▶ **WHAT IS REQUIRED**
Pick out the lines below that contain the string "word" and copy them all.

▶ **TASK INPUTS**
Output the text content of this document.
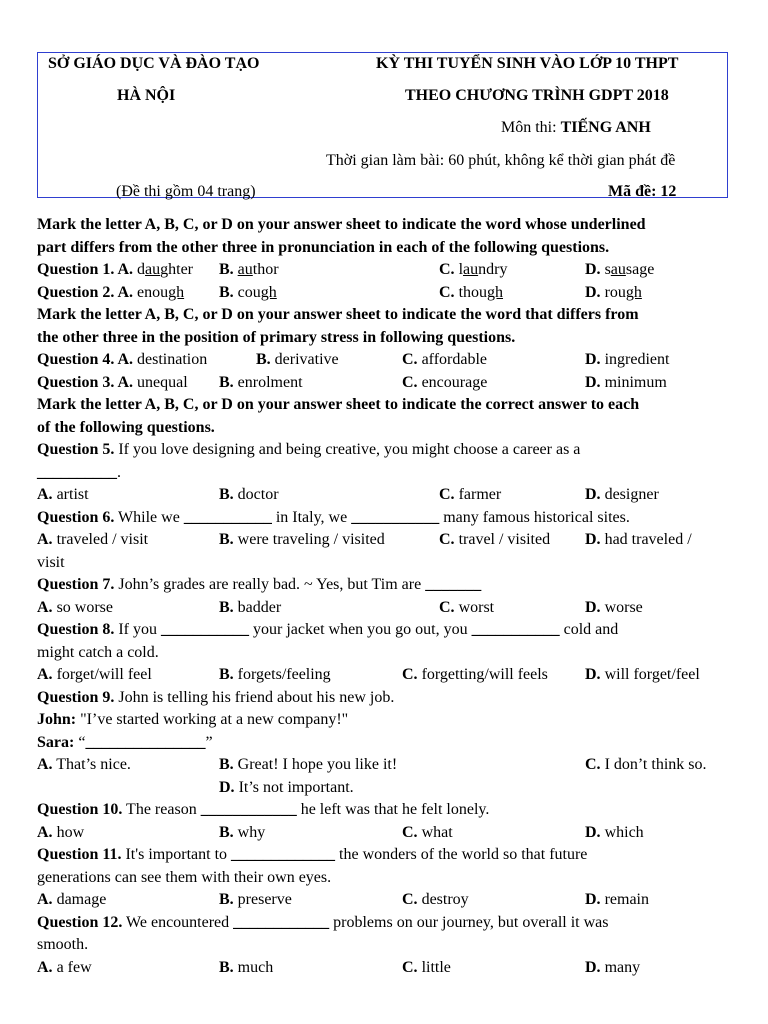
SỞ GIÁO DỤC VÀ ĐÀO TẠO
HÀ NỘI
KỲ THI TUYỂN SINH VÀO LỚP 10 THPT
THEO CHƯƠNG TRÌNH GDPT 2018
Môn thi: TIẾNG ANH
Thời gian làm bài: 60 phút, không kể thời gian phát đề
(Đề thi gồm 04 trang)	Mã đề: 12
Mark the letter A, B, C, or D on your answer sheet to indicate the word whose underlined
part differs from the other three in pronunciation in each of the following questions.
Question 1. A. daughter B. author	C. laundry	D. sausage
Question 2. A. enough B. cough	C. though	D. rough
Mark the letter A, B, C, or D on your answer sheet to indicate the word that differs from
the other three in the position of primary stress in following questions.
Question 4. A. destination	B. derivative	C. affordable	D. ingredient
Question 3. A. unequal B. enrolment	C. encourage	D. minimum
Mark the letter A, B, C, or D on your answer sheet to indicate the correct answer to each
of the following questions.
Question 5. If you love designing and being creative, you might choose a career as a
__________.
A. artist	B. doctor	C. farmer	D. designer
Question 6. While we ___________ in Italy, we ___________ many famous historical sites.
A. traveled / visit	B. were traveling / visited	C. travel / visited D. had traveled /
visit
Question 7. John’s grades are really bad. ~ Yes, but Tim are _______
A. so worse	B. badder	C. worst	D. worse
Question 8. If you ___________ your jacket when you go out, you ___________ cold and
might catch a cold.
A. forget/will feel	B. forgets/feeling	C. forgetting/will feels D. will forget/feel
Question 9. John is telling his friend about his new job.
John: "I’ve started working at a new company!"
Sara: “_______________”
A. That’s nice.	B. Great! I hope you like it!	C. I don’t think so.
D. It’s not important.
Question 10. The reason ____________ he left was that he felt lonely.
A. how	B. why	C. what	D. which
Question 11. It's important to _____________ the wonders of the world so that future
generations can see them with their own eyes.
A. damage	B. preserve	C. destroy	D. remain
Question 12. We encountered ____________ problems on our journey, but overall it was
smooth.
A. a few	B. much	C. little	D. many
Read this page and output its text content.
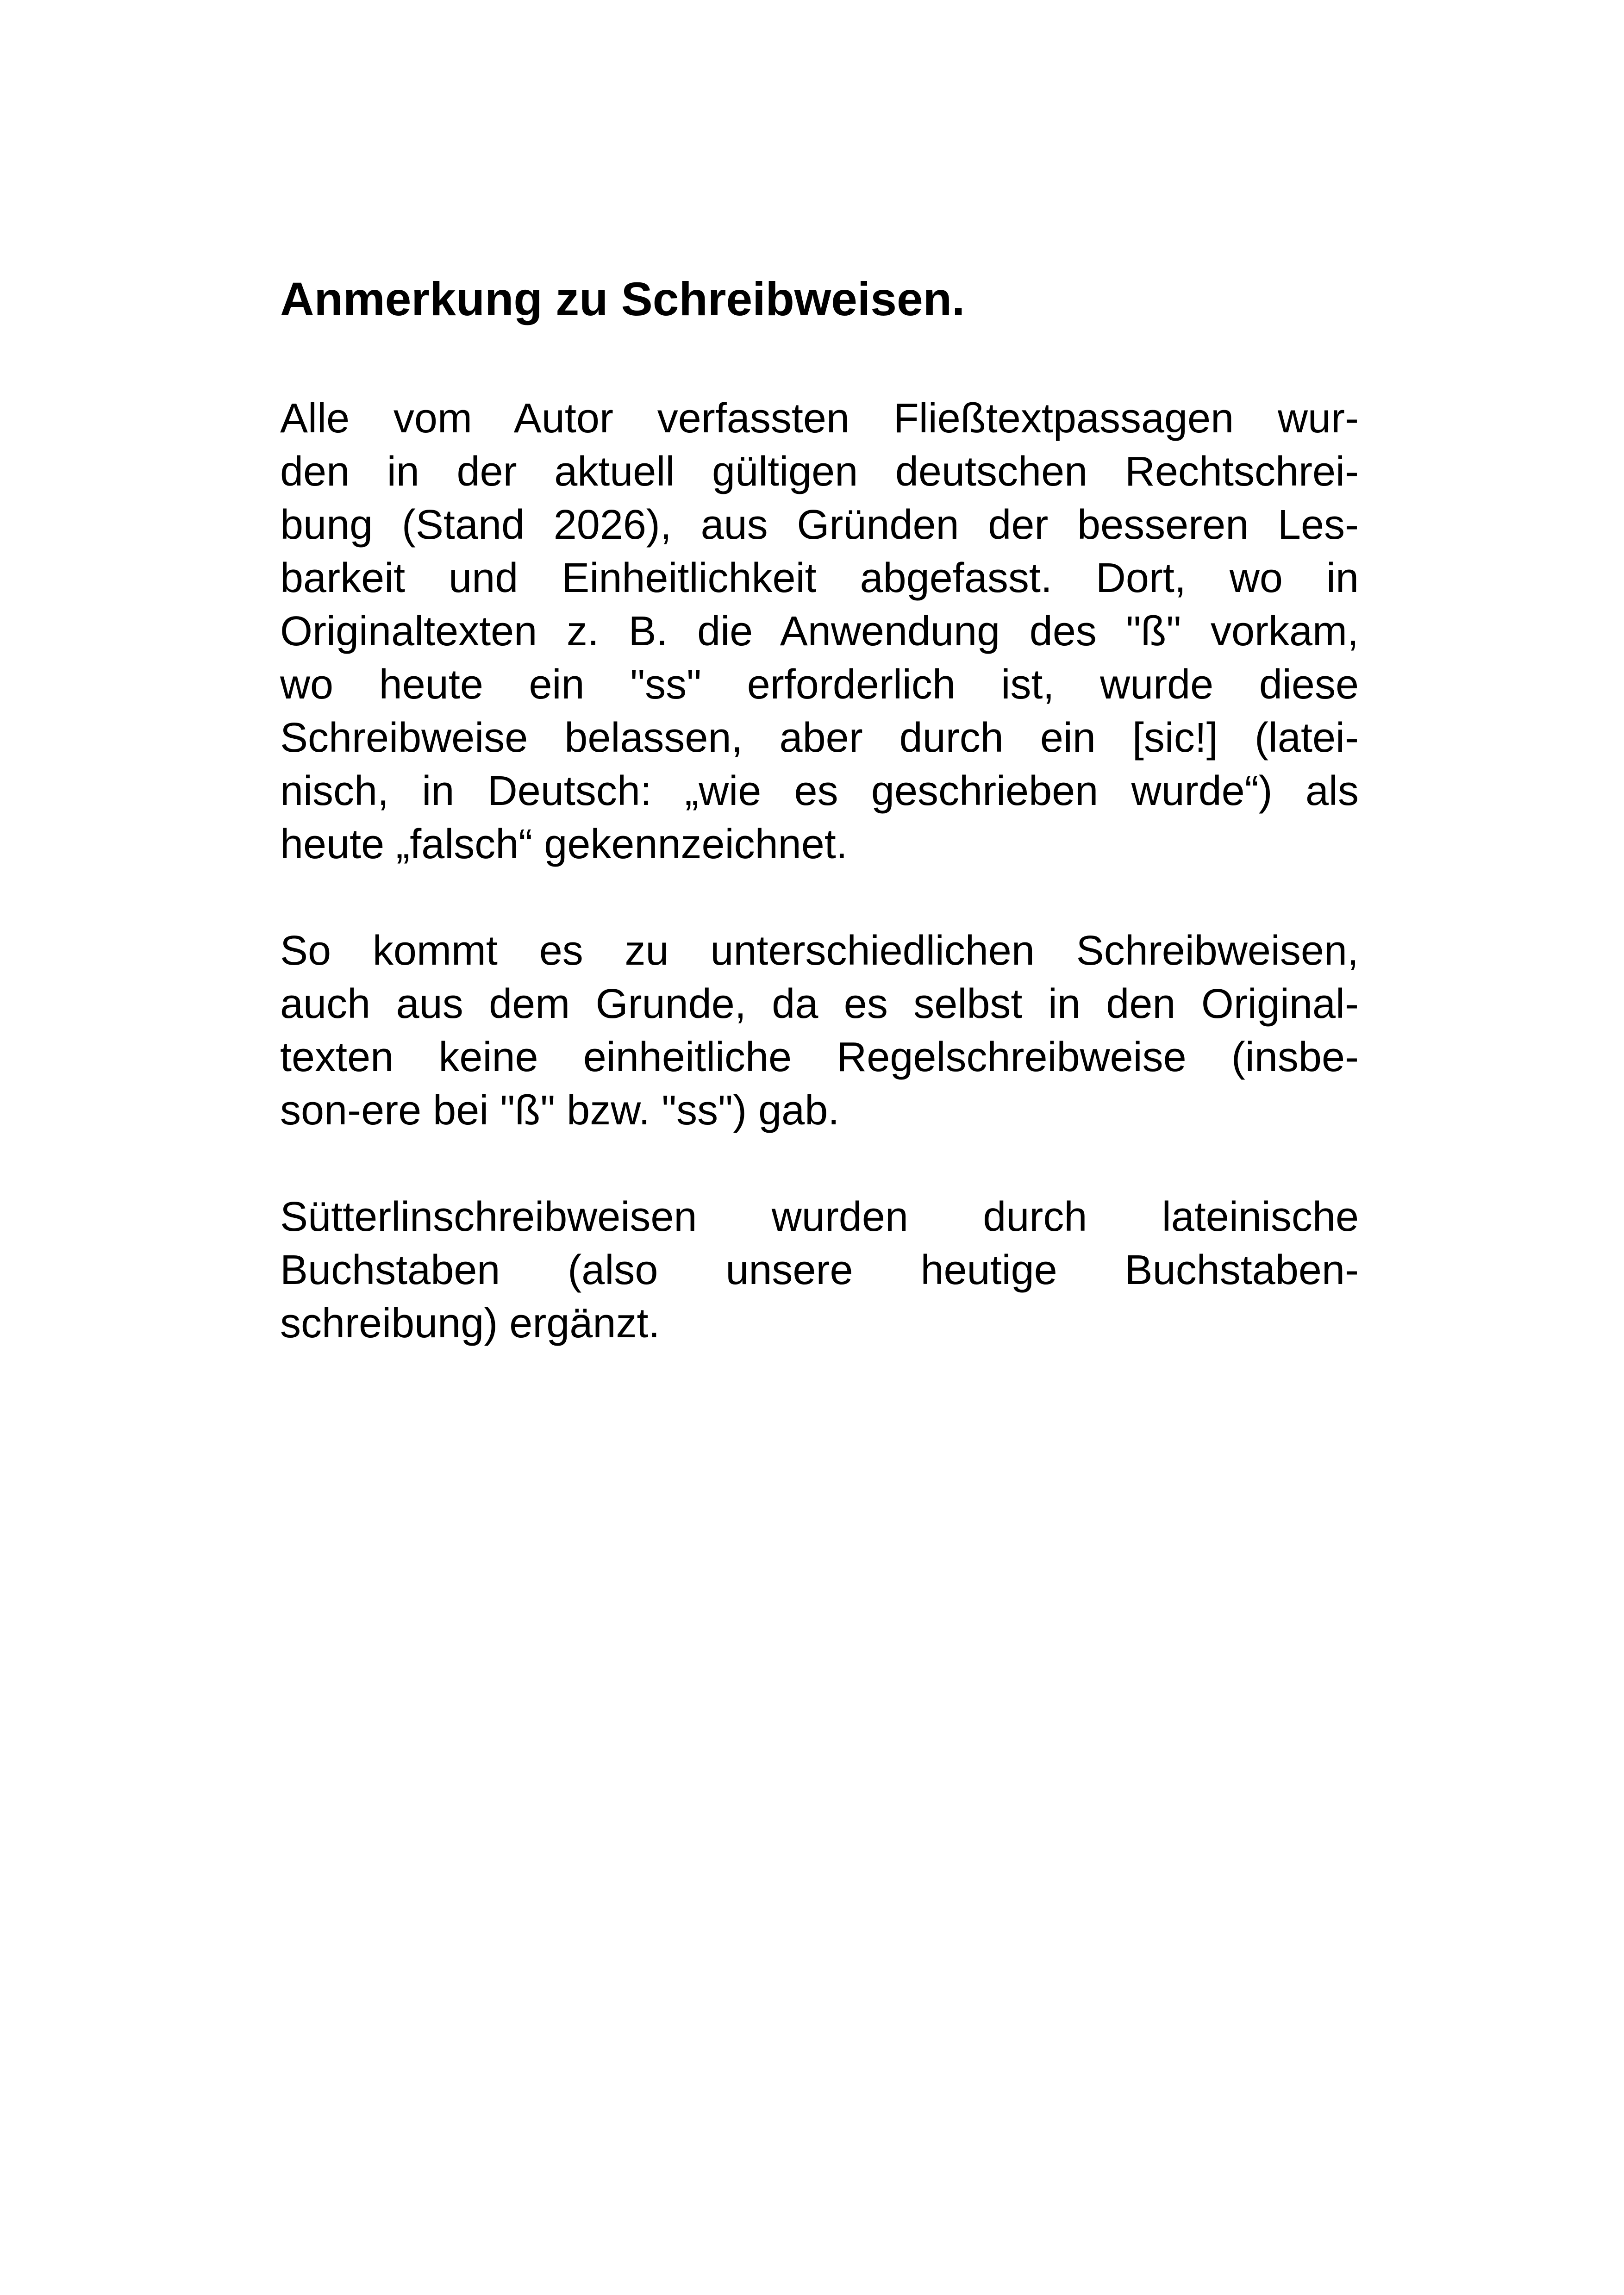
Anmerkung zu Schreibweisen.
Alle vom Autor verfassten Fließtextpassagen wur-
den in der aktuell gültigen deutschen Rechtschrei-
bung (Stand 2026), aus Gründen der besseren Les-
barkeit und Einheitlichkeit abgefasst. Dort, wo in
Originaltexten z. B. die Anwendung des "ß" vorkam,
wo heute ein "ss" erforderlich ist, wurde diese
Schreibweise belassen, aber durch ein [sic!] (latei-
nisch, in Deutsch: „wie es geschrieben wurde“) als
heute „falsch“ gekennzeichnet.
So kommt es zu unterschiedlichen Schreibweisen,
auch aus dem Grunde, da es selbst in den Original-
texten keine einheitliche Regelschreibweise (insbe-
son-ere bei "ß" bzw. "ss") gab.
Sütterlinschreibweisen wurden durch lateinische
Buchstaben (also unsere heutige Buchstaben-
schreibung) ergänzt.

▶ **REPLY TO THE EXERCISE**
Mark the letter A, B, C, or D on your answer sheet to indicate the word whose underlined
Mark the letter A, B, C, or D on your answer sheet to indicate the word that differs from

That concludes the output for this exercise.